WORK REQUIRED:
What follows is a set of records; restate each one word for word and drop the pictures.

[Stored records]
◇ ◇ ◇ ◇ ◇

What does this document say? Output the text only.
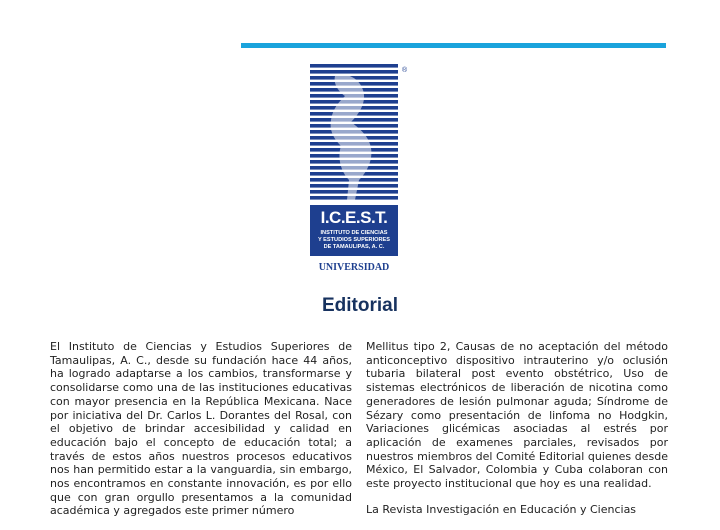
®
I.C.E.S.T.
INSTITUTO DE CIENCIAS
Y ESTUDIOS SUPERIORES
DE TAMAULIPAS, A. C.
UNIVERSIDAD
Editorial

El Instituto de Ciencias y Estudios Superiores de Tamaulipas, A. C., desde su fundación hace 44 años, ha logrado adaptarse a los cambios, transformarse y consolidarse como una de las instituciones educativas con mayor presencia en la República Mexicana. Nace por iniciativa del Dr. Carlos L. Dorantes del Rosal, con el objetivo de brindar accesibilidad y calidad en educación bajo el concepto de educación total; a través de estos años nuestros procesos educativos nos han permitido estar a la vanguardia, sin embargo, nos encontramos en constante innovación, es por ello que con gran orgullo presentamos a la comunidad académica y agregados este primer número

Mellitus tipo 2, Causas de no aceptación del método anticonceptivo dispositivo intrauterino y/o oclusión tubaria bilateral post evento obstétrico, Uso de sistemas electrónicos de liberación de nicotina como generadores de lesión pulmonar aguda; Síndrome de Sézary como presentación de linfoma no Hodgkin, Variaciones glicémicas asociadas al estrés por aplicación de examenes parciales, revisados por nuestros miembros del Comité Editorial quienes desde México, El Salvador, Colombia y Cuba colaboran con este proyecto institucional que hoy es una realidad.

La Revista Investigación en Educación y Ciencias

◇ ◇ ◇ ◇ ◇

RESULT BELOW:
What does this document say? Output the text only.
®
I.C.E.S.T.
INSTITUTO DE CIENCIAS
Y ESTUDIOS SUPERIORES
DE TAMAULIPAS, A. C.
UNIVERSIDAD
Editorial

El Instituto de Ciencias y Estudios Superiores de Tamaulipas, A. C., desde su fundación hace 44 años, ha logrado adaptarse a los cambios, transformarse y consolidarse como una de las instituciones educativas con mayor presencia en la República Mexicana. Nace por iniciativa del Dr. Carlos L. Dorantes del Rosal, con el objetivo de brindar accesibilidad y calidad en educación bajo el concepto de educación total; a través de estos años nuestros procesos educativos nos han permitido estar a la vanguardia, sin embargo, nos encontramos en constante innovación, es por ello que con gran orgullo presentamos a la comunidad académica y agregados este primer número

Mellitus tipo 2, Causas de no aceptación del método anticonceptivo dispositivo intrauterino y/o oclusión tubaria bilateral post evento obstétrico, Uso de sistemas electrónicos de liberación de nicotina como generadores de lesión pulmonar aguda; Síndrome de Sézary como presentación de linfoma no Hodgkin, Variaciones glicémicas asociadas al estrés por aplicación de examenes parciales, revisados por nuestros miembros del Comité Editorial quienes desde México, El Salvador, Colombia y Cuba colaboran con este proyecto institucional que hoy es una realidad.

La Revista Investigación en Educación y Ciencias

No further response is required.